··· Record extracts ···

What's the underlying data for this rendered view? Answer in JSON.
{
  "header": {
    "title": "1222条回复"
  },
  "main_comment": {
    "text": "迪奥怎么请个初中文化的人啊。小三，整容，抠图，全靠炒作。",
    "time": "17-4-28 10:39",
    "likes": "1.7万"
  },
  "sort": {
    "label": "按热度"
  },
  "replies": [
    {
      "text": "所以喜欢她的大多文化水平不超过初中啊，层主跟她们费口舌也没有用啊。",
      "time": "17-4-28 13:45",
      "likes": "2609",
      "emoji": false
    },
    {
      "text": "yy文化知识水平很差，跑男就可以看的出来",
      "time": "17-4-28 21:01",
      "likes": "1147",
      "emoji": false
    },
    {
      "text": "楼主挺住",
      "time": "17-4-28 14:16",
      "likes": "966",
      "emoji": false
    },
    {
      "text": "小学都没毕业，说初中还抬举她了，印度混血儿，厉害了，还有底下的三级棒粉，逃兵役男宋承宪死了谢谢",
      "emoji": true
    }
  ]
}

···

## Objective
Take the data above and return it exactly.

## Finished task
What's the underlying data for this rendered view? Answer in JSON.
{
  "header": {
    "title": "1222条回复"
  },
  "main_comment": {
    "text": "迪奥怎么请个初中文化的人啊。小三，整容，抠图，全靠炒作。",
    "time": "17-4-28 10:39",
    "likes": "1.7万"
  },
  "sort": {
    "label": "按热度"
  },
  "replies": [
    {
      "text": "所以喜欢她的大多文化水平不超过初中啊，层主跟她们费口舌也没有用啊。",
      "time": "17-4-28 13:45",
      "likes": "2609",
      "emoji": false
    },
    {
      "text": "yy文化知识水平很差，跑男就可以看的出来",
      "time": "17-4-28 21:01",
      "likes": "1147",
      "emoji": false
    },
    {
      "text": "楼主挺住",
      "time": "17-4-28 14:16",
      "likes": "966",
      "emoji": false
    },
    {
      "text": "小学都没毕业，说初中还抬举她了，印度混血儿，厉害了，还有底下的三级棒粉，逃兵役男宋承宪死了谢谢",
      "emoji": true
    }
  ]
}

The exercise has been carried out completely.